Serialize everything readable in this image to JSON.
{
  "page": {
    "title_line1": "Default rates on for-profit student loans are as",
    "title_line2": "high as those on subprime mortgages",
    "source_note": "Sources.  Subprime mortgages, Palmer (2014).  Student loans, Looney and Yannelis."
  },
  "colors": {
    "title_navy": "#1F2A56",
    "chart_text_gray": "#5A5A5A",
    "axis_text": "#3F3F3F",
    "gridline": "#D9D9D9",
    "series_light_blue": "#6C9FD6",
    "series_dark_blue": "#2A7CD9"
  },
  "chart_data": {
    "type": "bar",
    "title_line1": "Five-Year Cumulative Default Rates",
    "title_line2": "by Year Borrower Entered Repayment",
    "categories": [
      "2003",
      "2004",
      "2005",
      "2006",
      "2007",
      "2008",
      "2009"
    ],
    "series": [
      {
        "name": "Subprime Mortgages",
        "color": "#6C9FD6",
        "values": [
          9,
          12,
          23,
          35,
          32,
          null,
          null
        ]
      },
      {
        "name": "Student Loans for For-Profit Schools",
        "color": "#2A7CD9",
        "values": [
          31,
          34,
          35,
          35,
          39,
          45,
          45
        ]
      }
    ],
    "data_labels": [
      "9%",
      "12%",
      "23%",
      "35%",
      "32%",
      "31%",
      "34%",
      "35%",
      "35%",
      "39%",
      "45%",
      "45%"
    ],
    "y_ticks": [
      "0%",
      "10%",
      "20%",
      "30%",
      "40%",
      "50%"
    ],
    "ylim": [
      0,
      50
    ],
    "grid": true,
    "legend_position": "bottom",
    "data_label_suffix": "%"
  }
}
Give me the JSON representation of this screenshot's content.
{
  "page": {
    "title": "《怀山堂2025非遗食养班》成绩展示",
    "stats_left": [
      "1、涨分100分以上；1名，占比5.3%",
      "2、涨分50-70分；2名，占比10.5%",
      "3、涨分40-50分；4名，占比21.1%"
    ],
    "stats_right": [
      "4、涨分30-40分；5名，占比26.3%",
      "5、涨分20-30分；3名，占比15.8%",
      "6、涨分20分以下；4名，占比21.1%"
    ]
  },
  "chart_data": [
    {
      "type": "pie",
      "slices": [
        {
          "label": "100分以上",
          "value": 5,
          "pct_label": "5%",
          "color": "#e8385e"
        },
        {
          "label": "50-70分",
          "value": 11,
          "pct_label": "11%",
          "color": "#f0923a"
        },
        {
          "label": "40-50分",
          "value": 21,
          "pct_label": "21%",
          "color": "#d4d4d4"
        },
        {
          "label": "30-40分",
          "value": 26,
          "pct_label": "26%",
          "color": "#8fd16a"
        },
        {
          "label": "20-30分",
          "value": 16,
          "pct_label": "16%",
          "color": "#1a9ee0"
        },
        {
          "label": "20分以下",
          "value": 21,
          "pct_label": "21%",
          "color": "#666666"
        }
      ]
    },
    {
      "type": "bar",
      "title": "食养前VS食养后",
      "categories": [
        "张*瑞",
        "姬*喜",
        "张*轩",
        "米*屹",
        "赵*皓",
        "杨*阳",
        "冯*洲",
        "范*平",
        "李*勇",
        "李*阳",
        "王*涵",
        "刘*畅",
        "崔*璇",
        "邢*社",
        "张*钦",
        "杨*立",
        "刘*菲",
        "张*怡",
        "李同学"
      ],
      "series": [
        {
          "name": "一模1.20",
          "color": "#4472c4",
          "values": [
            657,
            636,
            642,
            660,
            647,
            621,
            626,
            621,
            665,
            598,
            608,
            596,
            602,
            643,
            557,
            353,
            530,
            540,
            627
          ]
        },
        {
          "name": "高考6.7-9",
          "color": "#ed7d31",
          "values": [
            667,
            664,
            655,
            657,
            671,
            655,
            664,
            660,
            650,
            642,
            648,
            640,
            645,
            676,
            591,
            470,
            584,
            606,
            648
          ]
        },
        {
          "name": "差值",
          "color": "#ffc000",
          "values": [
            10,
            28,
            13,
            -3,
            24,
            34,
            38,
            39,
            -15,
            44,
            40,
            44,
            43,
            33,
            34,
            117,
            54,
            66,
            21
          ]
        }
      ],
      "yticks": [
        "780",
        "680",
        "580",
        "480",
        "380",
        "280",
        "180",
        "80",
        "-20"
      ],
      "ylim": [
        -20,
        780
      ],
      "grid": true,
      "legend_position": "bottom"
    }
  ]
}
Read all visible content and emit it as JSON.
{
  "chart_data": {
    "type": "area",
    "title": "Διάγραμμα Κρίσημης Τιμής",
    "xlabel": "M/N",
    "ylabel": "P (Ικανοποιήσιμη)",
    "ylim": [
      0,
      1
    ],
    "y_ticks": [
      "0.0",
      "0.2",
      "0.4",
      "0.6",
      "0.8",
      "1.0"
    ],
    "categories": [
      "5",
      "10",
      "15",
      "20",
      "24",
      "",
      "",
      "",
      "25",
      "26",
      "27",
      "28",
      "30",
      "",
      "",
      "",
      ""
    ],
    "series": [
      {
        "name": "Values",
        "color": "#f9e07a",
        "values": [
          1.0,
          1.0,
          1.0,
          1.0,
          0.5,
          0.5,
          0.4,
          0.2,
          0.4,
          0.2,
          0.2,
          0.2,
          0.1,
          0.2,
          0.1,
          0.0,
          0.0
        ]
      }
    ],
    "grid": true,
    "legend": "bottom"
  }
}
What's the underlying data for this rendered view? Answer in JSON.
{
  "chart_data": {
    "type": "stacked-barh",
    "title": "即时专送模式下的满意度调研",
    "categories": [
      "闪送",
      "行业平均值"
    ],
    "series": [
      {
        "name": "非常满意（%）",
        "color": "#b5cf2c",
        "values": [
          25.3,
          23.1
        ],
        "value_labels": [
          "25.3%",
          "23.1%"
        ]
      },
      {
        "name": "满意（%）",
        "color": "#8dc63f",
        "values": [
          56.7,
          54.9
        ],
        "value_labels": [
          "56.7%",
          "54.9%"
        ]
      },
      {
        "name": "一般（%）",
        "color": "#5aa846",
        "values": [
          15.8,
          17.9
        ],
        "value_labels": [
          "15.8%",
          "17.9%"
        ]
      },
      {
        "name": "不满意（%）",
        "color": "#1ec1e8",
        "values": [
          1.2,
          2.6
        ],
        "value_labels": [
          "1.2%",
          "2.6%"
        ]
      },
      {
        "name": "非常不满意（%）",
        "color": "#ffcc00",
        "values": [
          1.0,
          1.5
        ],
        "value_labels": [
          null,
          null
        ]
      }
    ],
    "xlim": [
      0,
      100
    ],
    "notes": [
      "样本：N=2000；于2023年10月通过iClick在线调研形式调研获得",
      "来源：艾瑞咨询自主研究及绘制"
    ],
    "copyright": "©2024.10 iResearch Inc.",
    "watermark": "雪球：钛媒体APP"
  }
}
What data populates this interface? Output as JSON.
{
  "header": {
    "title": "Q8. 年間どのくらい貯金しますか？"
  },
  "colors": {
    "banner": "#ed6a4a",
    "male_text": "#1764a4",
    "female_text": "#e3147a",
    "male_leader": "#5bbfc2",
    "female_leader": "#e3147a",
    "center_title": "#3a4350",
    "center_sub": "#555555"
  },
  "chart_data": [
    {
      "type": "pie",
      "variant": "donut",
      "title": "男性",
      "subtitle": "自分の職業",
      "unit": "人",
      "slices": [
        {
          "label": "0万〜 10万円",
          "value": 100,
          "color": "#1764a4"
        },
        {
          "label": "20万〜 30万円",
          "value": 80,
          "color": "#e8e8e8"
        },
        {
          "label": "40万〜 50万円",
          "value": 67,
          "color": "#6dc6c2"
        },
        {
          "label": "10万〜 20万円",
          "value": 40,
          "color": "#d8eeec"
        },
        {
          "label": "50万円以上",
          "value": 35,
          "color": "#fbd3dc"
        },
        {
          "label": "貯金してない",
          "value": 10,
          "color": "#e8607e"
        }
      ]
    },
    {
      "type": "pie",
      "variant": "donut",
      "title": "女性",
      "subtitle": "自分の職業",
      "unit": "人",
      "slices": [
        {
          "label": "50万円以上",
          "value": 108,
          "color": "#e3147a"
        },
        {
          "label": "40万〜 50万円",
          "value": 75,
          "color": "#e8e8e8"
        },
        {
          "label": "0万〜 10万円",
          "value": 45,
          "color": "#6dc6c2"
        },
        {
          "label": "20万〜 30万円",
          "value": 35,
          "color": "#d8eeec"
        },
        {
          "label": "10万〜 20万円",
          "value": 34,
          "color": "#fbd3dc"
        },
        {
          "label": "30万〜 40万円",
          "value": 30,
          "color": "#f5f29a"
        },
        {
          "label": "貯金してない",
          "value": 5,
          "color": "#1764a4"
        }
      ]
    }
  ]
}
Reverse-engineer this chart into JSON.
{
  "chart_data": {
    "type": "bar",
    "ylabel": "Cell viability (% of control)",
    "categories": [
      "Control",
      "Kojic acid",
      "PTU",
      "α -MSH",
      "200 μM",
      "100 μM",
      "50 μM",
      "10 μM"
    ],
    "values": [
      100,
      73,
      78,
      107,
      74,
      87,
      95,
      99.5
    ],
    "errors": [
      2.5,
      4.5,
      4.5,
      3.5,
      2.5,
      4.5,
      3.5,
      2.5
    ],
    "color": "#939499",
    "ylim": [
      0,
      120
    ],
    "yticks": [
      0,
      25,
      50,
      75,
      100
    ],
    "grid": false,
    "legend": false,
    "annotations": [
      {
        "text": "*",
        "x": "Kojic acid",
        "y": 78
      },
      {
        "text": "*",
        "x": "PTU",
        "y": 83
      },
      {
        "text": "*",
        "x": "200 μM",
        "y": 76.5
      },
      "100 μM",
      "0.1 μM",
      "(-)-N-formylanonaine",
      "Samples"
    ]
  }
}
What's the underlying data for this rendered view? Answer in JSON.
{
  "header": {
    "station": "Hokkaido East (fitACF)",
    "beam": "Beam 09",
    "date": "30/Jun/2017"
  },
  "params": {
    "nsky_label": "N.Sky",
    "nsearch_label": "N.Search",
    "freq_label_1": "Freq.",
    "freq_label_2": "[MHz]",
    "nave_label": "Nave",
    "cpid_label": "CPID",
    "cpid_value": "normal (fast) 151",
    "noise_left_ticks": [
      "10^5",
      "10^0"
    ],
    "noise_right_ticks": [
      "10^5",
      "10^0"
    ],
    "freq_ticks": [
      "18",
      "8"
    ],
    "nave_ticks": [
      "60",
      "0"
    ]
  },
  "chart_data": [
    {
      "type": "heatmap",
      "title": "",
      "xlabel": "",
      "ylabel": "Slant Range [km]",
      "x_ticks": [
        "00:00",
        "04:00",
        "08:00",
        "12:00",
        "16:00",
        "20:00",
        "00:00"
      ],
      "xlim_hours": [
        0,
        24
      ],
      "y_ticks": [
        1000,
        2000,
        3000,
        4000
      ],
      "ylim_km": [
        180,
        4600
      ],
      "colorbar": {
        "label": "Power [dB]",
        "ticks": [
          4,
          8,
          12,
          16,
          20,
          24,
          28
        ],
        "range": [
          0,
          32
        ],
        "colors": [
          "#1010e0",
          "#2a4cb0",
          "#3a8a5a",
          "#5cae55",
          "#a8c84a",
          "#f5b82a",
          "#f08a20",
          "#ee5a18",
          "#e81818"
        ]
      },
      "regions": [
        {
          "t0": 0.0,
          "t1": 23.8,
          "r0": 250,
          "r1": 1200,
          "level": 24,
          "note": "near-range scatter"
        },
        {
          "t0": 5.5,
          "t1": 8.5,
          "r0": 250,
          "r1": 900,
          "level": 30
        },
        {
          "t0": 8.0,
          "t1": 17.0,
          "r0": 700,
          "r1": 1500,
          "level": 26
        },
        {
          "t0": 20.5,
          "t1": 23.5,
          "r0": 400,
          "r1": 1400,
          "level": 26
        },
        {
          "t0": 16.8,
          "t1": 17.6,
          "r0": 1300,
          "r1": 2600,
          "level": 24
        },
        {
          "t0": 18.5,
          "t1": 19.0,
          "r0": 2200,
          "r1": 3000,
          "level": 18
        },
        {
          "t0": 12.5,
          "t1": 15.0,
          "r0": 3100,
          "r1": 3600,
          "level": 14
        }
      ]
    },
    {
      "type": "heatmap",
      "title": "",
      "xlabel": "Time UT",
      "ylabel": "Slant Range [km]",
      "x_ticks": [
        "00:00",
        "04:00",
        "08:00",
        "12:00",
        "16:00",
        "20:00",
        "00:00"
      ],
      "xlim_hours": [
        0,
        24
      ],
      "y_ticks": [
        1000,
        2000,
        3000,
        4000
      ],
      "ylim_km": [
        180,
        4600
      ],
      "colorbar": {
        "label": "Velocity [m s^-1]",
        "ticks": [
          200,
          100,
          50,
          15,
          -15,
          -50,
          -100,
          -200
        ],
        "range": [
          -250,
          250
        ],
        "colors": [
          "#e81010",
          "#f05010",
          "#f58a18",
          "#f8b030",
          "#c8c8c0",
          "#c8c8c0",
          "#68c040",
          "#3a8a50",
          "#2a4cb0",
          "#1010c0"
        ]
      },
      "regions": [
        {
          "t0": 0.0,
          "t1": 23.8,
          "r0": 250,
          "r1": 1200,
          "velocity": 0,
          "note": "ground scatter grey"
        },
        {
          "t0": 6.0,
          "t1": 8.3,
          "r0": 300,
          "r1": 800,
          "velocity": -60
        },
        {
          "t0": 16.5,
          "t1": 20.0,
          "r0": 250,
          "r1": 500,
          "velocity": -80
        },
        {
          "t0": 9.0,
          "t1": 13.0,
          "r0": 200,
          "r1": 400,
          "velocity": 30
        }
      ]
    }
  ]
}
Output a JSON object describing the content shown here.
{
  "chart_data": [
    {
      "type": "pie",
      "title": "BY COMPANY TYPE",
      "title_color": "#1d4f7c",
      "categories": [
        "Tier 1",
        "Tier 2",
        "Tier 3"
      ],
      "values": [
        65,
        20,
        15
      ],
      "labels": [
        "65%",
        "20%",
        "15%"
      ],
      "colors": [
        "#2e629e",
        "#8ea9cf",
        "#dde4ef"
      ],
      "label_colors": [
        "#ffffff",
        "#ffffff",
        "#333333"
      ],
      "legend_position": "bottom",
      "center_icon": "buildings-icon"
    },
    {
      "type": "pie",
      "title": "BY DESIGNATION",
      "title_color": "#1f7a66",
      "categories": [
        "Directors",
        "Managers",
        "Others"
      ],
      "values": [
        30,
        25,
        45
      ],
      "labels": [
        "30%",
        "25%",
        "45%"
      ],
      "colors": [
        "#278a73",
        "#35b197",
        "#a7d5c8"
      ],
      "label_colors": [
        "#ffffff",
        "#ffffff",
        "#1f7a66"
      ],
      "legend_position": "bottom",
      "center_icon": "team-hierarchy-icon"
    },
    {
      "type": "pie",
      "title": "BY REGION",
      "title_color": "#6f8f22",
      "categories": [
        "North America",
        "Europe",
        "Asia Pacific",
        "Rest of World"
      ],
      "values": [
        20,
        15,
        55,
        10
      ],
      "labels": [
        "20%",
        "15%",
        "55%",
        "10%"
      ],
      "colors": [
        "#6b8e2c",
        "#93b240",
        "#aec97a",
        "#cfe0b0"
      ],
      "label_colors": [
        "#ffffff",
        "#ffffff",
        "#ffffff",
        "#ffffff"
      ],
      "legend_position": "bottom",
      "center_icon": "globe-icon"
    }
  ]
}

————

Report each line in the preceding entries that holds the string "JSON".

Serialize everything readable in this image to JSON.
Give me the JSON representation of this screenshot's content.
Read all visible content and emit it as JSON.
What's the underlying data for this rendered view? Answer in JSON.
What data populates this interface? Output as JSON.
Reverse-engineer this chart into JSON.
What's the underlying data for this rendered view? Answer in JSON.
Output a JSON object describing the content shown here.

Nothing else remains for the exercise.